Material:
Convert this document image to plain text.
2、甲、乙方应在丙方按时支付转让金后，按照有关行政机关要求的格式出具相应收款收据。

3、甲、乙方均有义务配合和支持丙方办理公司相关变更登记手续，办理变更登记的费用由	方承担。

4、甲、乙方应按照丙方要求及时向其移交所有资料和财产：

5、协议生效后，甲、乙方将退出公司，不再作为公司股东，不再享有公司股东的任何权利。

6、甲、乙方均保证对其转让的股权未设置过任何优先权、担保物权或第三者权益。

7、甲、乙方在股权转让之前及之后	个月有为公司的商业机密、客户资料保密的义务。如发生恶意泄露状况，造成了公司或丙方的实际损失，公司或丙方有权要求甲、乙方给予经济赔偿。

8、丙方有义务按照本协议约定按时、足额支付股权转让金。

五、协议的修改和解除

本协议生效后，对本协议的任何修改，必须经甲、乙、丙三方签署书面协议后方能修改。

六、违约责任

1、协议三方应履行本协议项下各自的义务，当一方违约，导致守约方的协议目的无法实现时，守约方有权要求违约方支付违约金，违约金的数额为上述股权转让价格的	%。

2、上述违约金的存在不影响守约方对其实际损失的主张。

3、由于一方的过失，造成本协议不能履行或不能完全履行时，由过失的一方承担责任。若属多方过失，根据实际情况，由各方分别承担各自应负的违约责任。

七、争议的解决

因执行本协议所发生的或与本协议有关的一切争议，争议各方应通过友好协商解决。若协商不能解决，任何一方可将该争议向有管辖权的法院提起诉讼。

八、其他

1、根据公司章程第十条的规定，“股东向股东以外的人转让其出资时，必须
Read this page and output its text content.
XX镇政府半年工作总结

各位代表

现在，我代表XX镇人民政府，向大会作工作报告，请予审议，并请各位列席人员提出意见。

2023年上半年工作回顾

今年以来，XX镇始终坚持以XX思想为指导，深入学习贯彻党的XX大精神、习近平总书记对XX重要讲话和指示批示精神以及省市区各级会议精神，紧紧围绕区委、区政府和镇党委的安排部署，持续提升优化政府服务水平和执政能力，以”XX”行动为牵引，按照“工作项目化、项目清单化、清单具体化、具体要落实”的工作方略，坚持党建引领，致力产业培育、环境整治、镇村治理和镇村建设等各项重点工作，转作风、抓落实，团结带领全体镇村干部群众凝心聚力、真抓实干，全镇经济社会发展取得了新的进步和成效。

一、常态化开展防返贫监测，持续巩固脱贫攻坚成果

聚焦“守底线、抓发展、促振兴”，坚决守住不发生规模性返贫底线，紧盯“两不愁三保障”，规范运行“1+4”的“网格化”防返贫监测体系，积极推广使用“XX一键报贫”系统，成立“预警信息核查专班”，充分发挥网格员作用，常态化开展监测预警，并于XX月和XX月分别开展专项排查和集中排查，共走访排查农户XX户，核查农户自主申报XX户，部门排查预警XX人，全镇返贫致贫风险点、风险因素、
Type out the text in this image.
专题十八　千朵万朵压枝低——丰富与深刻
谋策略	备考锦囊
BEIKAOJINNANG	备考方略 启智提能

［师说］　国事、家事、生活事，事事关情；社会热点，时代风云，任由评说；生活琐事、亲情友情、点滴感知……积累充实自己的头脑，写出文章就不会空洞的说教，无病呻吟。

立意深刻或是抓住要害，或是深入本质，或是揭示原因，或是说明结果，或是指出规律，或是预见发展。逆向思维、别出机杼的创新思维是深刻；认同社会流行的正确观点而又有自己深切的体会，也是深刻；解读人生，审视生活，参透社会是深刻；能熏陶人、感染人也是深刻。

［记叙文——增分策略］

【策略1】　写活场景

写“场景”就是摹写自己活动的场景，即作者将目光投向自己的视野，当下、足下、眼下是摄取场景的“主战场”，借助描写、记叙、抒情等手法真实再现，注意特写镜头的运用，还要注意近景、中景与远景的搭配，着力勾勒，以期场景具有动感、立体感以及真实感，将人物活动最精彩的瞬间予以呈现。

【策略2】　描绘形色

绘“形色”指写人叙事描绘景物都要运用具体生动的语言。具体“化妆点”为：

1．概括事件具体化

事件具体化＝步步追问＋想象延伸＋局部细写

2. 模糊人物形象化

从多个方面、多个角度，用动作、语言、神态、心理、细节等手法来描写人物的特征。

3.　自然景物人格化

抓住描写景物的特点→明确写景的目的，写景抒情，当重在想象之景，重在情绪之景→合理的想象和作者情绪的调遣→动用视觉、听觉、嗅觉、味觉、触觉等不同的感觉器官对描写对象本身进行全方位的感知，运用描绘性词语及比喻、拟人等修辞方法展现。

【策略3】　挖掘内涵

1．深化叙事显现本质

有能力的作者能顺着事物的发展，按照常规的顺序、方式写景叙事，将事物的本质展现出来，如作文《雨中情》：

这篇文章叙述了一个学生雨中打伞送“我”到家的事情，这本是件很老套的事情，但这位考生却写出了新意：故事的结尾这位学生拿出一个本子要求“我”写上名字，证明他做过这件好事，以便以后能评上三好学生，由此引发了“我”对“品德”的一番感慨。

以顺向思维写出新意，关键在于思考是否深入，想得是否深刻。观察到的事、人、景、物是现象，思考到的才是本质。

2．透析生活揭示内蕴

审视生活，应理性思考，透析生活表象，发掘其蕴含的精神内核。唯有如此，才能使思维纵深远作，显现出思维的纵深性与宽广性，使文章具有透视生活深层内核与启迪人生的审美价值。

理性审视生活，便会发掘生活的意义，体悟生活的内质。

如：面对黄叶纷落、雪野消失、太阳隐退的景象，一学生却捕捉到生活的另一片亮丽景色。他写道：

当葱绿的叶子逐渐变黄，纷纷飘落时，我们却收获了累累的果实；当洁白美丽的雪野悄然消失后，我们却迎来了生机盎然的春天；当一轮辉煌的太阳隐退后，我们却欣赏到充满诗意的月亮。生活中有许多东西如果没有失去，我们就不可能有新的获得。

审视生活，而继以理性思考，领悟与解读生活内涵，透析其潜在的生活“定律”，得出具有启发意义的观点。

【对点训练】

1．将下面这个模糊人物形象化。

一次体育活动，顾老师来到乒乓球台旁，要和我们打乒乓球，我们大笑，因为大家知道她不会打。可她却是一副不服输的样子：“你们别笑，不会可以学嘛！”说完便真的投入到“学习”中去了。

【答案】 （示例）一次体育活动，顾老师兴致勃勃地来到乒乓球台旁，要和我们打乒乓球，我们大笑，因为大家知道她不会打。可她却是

Short task: Look through the entries above. Extract each line with the word "image".

Result of this exercise:
Convert this document image to plain text.
Type out the text in this image.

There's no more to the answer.